• _Your objective_
Could you print all the entries exactly?
BEGIN Information supplied
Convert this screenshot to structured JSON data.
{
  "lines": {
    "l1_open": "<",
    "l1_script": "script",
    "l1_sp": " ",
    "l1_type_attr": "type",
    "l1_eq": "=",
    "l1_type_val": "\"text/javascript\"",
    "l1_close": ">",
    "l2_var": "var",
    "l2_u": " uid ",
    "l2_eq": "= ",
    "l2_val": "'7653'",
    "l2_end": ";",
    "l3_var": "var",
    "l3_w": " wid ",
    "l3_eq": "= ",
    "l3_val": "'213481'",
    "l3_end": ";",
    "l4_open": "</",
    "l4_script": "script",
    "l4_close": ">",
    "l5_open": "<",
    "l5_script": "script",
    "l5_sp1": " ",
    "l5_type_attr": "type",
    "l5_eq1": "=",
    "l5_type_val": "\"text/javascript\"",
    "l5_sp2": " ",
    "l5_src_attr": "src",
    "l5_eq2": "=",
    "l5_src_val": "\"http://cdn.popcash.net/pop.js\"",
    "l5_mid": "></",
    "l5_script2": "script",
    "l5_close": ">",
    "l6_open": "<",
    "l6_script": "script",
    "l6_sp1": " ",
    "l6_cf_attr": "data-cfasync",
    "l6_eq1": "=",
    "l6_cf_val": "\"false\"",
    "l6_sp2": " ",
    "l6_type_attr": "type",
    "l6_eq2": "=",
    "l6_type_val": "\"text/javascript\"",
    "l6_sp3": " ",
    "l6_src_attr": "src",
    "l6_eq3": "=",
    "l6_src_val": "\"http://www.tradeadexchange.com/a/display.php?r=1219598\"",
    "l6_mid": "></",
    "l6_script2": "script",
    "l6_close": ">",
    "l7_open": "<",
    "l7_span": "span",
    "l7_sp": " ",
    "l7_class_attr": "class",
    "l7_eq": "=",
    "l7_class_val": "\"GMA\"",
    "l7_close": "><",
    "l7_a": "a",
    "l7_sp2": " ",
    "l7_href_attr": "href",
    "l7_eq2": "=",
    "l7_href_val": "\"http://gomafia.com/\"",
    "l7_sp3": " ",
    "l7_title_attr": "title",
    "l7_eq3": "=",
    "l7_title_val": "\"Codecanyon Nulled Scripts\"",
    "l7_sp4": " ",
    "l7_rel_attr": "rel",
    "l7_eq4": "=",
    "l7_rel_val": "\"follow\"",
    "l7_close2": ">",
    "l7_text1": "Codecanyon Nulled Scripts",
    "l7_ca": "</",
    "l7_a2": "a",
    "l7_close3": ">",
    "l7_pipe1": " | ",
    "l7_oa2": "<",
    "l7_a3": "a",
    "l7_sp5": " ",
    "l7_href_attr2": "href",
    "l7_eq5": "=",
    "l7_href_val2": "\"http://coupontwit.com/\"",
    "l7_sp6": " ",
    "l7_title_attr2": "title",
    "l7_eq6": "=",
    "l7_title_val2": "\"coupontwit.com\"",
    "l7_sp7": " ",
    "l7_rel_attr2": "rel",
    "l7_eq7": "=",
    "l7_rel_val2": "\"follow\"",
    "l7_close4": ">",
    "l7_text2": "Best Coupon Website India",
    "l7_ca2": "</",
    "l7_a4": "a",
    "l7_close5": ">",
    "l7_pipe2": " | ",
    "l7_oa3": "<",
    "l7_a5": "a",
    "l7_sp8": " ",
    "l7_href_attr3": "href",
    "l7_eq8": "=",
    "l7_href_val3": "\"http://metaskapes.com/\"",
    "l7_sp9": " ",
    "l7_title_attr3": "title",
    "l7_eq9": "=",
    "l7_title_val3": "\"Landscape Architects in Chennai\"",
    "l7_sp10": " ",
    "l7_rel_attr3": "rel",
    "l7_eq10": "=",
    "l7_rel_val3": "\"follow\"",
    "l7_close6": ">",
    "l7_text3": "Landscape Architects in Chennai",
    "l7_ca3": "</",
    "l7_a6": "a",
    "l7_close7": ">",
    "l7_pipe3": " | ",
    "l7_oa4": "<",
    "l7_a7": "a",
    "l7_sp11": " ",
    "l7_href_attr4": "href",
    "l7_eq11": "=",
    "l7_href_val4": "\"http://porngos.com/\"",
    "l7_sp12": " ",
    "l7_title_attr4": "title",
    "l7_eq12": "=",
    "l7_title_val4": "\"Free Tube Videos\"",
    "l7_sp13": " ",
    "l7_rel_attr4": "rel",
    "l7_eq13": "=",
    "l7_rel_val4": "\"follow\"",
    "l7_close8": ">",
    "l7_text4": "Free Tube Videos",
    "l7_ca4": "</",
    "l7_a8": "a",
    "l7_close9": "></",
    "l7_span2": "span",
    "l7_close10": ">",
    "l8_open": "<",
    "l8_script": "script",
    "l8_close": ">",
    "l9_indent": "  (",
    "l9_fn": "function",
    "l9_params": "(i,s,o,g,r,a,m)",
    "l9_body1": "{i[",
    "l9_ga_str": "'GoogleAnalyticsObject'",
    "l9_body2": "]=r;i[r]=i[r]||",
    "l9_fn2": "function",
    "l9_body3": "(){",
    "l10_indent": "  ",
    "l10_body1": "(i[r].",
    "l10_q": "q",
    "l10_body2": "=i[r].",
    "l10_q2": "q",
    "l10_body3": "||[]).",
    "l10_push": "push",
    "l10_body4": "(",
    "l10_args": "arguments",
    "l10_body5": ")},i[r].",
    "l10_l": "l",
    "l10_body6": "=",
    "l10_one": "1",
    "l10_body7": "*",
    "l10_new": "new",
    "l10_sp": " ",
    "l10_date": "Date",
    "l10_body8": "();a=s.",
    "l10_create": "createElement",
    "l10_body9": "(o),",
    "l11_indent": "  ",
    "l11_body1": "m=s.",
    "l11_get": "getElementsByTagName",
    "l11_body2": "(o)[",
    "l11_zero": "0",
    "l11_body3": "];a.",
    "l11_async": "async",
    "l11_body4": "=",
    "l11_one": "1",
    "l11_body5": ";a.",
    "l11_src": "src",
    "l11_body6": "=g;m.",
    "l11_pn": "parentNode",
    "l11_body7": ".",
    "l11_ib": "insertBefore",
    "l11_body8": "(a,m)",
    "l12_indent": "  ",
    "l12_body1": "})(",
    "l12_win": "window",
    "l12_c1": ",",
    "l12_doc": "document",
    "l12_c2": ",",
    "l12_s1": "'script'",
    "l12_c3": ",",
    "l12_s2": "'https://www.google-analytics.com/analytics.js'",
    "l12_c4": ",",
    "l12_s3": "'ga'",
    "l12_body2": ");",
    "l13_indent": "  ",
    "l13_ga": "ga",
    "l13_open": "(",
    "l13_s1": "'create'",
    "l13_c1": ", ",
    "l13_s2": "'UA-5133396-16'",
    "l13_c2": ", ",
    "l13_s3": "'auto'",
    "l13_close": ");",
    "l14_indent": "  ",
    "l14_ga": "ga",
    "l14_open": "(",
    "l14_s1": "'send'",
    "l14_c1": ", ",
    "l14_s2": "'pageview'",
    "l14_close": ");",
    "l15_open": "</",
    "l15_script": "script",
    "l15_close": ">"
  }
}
END Information supplied
• _Exercise result_
Convert this screenshot to structured JSON data.
{
  "lines": {
    "l1_open": "<",
    "l1_script": "script",
    "l1_sp": " ",
    "l1_type_attr": "type",
    "l1_eq": "=",
    "l1_type_val": "\"text/javascript\"",
    "l1_close": ">",
    "l2_var": "var",
    "l2_u": " uid ",
    "l2_eq": "= ",
    "l2_val": "'7653'",
    "l2_end": ";",
    "l3_var": "var",
    "l3_w": " wid ",
    "l3_eq": "= ",
    "l3_val": "'213481'",
    "l3_end": ";",
    "l4_open": "</",
    "l4_script": "script",
    "l4_close": ">",
    "l5_open": "<",
    "l5_script": "script",
    "l5_sp1": " ",
    "l5_type_attr": "type",
    "l5_eq1": "=",
    "l5_type_val": "\"text/javascript\"",
    "l5_sp2": " ",
    "l5_src_attr": "src",
    "l5_eq2": "=",
    "l5_src_val": "\"http://cdn.popcash.net/pop.js\"",
    "l5_mid": "></",
    "l5_script2": "script",
    "l5_close": ">",
    "l6_open": "<",
    "l6_script": "script",
    "l6_sp1": " ",
    "l6_cf_attr": "data-cfasync",
    "l6_eq1": "=",
    "l6_cf_val": "\"false\"",
    "l6_sp2": " ",
    "l6_type_attr": "type",
    "l6_eq2": "=",
    "l6_type_val": "\"text/javascript\"",
    "l6_sp3": " ",
    "l6_src_attr": "src",
    "l6_eq3": "=",
    "l6_src_val": "\"http://www.tradeadexchange.com/a/display.php?r=1219598\"",
    "l6_mid": "></",
    "l6_script2": "script",
    "l6_close": ">",
    "l7_open": "<",
    "l7_span": "span",
    "l7_sp": " ",
    "l7_class_attr": "class",
    "l7_eq": "=",
    "l7_class_val": "\"GMA\"",
    "l7_close": "><",
    "l7_a": "a",
    "l7_sp2": " ",
    "l7_href_attr": "href",
    "l7_eq2": "=",
    "l7_href_val": "\"http://gomafia.com/\"",
    "l7_sp3": " ",
    "l7_title_attr": "title",
    "l7_eq3": "=",
    "l7_title_val": "\"Codecanyon Nulled Scripts\"",
    "l7_sp4": " ",
    "l7_rel_attr": "rel",
    "l7_eq4": "=",
    "l7_rel_val": "\"follow\"",
    "l7_close2": ">",
    "l7_text1": "Codecanyon Nulled Scripts",
    "l7_ca": "</",
    "l7_a2": "a",
    "l7_close3": ">",
    "l7_pipe1": " | ",
    "l7_oa2": "<",
    "l7_a3": "a",
    "l7_sp5": " ",
    "l7_href_attr2": "href",
    "l7_eq5": "=",
    "l7_href_val2": "\"http://coupontwit.com/\"",
    "l7_sp6": " ",
    "l7_title_attr2": "title",
    "l7_eq6": "=",
    "l7_title_val2": "\"coupontwit.com\"",
    "l7_sp7": " ",
    "l7_rel_attr2": "rel",
    "l7_eq7": "=",
    "l7_rel_val2": "\"follow\"",
    "l7_close4": ">",
    "l7_text2": "Best Coupon Website India",
    "l7_ca2": "</",
    "l7_a4": "a",
    "l7_close5": ">",
    "l7_pipe2": " | ",
    "l7_oa3": "<",
    "l7_a5": "a",
    "l7_sp8": " ",
    "l7_href_attr3": "href",
    "l7_eq8": "=",
    "l7_href_val3": "\"http://metaskapes.com/\"",
    "l7_sp9": " ",
    "l7_title_attr3": "title",
    "l7_eq9": "=",
    "l7_title_val3": "\"Landscape Architects in Chennai\"",
    "l7_sp10": " ",
    "l7_rel_attr3": "rel",
    "l7_eq10": "=",
    "l7_rel_val3": "\"follow\"",
    "l7_close6": ">",
    "l7_text3": "Landscape Architects in Chennai",
    "l7_ca3": "</",
    "l7_a6": "a",
    "l7_close7": ">",
    "l7_pipe3": " | ",
    "l7_oa4": "<",
    "l7_a7": "a",
    "l7_sp11": " ",
    "l7_href_attr4": "href",
    "l7_eq11": "=",
    "l7_href_val4": "\"http://porngos.com/\"",
    "l7_sp12": " ",
    "l7_title_attr4": "title",
    "l7_eq12": "=",
    "l7_title_val4": "\"Free Tube Videos\"",
    "l7_sp13": " ",
    "l7_rel_attr4": "rel",
    "l7_eq13": "=",
    "l7_rel_val4": "\"follow\"",
    "l7_close8": ">",
    "l7_text4": "Free Tube Videos",
    "l7_ca4": "</",
    "l7_a8": "a",
    "l7_close9": "></",
    "l7_span2": "span",
    "l7_close10": ">",
    "l8_open": "<",
    "l8_script": "script",
    "l8_close": ">",
    "l9_indent": "  (",
    "l9_fn": "function",
    "l9_params": "(i,s,o,g,r,a,m)",
    "l9_body1": "{i[",
    "l9_ga_str": "'GoogleAnalyticsObject'",
    "l9_body2": "]=r;i[r]=i[r]||",
    "l9_fn2": "function",
    "l9_body3": "(){",
    "l10_indent": "  ",
    "l10_body1": "(i[r].",
    "l10_q": "q",
    "l10_body2": "=i[r].",
    "l10_q2": "q",
    "l10_body3": "||[]).",
    "l10_push": "push",
    "l10_body4": "(",
    "l10_args": "arguments",
    "l10_body5": ")},i[r].",
    "l10_l": "l",
    "l10_body6": "=",
    "l10_one": "1",
    "l10_body7": "*",
    "l10_new": "new",
    "l10_sp": " ",
    "l10_date": "Date",
    "l10_body8": "();a=s.",
    "l10_create": "createElement",
    "l10_body9": "(o),",
    "l11_indent": "  ",
    "l11_body1": "m=s.",
    "l11_get": "getElementsByTagName",
    "l11_body2": "(o)[",
    "l11_zero": "0",
    "l11_body3": "];a.",
    "l11_async": "async",
    "l11_body4": "=",
    "l11_one": "1",
    "l11_body5": ";a.",
    "l11_src": "src",
    "l11_body6": "=g;m.",
    "l11_pn": "parentNode",
    "l11_body7": ".",
    "l11_ib": "insertBefore",
    "l11_body8": "(a,m)",
    "l12_indent": "  ",
    "l12_body1": "})(",
    "l12_win": "window",
    "l12_c1": ",",
    "l12_doc": "document",
    "l12_c2": ",",
    "l12_s1": "'script'",
    "l12_c3": ",",
    "l12_s2": "'https://www.google-analytics.com/analytics.js'",
    "l12_c4": ",",
    "l12_s3": "'ga'",
    "l12_body2": ");",
    "l13_indent": "  ",
    "l13_ga": "ga",
    "l13_open": "(",
    "l13_s1": "'create'",
    "l13_c1": ", ",
    "l13_s2": "'UA-5133396-16'",
    "l13_c2": ", ",
    "l13_s3": "'auto'",
    "l13_close": ");",
    "l14_indent": "  ",
    "l14_ga": "ga",
    "l14_open": "(",
    "l14_s1": "'send'",
    "l14_c1": ", ",
    "l14_s2": "'pageview'",
    "l14_close": ");",
    "l15_open": "</",
    "l15_script": "script",
    "l15_close": ">"
  }
}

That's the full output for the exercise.